* [GIVEN RECORDS]:
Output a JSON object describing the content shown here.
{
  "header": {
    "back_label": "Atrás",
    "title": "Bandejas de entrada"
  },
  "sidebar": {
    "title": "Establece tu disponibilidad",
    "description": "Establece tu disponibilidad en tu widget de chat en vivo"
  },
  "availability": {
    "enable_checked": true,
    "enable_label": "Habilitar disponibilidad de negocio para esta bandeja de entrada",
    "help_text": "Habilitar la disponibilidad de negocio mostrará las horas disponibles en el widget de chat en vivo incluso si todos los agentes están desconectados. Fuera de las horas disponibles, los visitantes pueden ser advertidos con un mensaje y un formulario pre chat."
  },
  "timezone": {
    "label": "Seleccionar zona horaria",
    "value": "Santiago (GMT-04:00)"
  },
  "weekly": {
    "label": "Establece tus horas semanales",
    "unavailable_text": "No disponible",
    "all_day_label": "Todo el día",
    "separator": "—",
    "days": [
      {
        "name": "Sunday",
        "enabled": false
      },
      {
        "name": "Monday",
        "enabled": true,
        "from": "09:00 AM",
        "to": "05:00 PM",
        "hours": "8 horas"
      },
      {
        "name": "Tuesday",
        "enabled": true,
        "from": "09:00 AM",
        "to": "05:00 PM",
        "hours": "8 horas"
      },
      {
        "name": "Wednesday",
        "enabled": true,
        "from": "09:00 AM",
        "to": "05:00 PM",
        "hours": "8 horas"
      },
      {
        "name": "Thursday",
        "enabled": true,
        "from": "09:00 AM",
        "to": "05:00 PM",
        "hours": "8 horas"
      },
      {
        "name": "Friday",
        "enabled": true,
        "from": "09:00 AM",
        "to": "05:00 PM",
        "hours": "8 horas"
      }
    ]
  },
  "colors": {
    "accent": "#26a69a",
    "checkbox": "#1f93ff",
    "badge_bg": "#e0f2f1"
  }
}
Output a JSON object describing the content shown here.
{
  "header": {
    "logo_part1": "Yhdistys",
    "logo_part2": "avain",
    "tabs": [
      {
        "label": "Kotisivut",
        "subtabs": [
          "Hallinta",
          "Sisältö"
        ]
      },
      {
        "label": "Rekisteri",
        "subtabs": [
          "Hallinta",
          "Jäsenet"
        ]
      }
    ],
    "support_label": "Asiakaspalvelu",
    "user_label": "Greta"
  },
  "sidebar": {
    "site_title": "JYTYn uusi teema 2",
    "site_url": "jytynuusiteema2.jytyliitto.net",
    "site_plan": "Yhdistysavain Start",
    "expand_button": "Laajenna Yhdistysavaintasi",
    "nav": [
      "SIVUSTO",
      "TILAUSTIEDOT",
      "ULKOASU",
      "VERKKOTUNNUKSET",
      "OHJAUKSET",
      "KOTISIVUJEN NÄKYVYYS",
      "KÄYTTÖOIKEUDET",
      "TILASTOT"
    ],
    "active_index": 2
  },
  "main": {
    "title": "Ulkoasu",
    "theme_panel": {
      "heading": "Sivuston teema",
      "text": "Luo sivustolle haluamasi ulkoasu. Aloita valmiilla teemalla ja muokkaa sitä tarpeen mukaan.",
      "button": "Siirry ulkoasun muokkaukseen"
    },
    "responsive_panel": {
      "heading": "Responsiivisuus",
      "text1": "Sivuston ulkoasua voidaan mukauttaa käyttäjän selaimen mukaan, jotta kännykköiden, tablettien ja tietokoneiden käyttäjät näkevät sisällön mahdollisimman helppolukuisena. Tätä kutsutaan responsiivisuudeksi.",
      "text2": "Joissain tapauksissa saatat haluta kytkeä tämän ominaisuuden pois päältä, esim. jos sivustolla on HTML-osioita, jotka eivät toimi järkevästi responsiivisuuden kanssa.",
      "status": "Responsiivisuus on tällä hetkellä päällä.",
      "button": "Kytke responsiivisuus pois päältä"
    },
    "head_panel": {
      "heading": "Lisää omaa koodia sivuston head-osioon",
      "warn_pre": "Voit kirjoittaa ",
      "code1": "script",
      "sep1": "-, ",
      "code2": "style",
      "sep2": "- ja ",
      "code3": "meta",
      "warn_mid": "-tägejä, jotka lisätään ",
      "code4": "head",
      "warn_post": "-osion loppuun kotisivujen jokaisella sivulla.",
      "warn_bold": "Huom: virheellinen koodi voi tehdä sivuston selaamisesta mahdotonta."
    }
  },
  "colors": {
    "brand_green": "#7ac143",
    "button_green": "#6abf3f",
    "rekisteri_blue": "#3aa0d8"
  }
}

* [WHAT YOU ARE ASKED TO DO]:
Count how many lines above include the word "Establece" and answer with that figure only.

* [FINAL ANSWER]:
3